State how many lines of the entries include the string "left", please, leaving out everything but the number.

(Data items)
******
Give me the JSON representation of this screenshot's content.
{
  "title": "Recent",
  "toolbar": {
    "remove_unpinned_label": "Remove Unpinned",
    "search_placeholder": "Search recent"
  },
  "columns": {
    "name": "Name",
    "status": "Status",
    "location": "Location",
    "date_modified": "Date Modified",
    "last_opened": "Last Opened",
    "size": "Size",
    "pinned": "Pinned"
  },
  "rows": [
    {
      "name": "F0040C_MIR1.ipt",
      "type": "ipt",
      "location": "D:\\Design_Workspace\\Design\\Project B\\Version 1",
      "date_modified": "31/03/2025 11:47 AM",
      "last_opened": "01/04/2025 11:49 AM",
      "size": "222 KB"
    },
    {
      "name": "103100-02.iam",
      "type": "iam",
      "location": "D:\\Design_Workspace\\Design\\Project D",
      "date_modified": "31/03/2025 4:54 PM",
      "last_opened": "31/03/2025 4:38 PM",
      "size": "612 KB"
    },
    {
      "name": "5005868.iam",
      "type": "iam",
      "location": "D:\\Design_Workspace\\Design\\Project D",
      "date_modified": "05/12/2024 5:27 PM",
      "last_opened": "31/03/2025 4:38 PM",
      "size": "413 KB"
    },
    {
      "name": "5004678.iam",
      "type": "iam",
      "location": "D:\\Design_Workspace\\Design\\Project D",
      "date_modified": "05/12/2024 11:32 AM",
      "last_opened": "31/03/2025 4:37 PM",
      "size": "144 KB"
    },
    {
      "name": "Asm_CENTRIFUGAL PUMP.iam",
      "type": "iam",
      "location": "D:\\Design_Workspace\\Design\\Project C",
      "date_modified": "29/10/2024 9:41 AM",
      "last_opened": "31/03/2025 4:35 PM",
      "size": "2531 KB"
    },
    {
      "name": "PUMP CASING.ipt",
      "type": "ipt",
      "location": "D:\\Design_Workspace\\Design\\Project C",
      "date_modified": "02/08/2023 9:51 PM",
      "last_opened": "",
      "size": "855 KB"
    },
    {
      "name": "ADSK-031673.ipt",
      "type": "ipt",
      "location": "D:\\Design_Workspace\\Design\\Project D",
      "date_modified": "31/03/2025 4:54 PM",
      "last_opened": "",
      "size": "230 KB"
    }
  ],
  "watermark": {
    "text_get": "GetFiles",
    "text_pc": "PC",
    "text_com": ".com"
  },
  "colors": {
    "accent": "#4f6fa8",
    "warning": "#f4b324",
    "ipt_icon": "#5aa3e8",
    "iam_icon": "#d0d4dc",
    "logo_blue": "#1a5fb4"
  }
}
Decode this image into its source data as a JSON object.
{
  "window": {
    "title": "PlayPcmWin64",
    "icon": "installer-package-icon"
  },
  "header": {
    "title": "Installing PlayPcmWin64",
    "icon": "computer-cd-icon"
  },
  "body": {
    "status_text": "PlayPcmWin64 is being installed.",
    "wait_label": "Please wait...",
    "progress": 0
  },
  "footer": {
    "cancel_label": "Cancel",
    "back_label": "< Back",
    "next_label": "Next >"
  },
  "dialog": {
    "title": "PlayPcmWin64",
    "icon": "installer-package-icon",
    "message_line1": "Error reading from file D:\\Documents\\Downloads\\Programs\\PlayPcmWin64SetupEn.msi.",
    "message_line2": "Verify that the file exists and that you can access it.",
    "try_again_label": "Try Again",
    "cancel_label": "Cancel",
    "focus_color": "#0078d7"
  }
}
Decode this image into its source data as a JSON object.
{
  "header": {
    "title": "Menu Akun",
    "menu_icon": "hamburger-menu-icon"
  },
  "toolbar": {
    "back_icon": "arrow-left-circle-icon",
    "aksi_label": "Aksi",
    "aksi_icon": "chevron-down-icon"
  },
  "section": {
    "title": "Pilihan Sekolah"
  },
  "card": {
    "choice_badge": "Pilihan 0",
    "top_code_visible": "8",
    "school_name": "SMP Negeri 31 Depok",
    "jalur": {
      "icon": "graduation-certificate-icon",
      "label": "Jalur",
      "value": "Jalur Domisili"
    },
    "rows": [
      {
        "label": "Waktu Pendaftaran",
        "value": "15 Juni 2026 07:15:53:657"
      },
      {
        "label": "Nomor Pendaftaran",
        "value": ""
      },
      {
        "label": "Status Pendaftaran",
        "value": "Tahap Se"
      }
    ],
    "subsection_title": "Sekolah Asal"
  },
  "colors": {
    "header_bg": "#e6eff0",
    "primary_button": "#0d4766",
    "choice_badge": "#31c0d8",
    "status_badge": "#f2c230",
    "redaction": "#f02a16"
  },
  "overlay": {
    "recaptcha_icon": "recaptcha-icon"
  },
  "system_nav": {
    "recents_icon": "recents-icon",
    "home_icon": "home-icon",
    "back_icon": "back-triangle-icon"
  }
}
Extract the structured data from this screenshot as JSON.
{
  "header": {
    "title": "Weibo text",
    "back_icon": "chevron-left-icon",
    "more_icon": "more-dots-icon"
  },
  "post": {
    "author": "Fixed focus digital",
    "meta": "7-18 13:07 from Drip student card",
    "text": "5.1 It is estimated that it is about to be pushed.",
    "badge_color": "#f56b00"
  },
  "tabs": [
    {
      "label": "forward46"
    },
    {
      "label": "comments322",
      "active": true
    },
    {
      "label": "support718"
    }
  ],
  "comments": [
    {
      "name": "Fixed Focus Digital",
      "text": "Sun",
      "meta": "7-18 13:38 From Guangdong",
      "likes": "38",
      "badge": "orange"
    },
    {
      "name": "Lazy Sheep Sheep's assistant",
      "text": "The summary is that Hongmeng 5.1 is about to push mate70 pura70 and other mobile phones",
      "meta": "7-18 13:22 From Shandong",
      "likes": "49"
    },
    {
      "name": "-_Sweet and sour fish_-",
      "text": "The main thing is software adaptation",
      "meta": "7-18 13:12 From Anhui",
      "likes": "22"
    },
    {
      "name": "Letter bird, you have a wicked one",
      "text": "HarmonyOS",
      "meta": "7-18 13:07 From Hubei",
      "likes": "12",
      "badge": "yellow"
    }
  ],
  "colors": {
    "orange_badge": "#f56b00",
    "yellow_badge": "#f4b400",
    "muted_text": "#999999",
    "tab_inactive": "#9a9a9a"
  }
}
******
The output. 2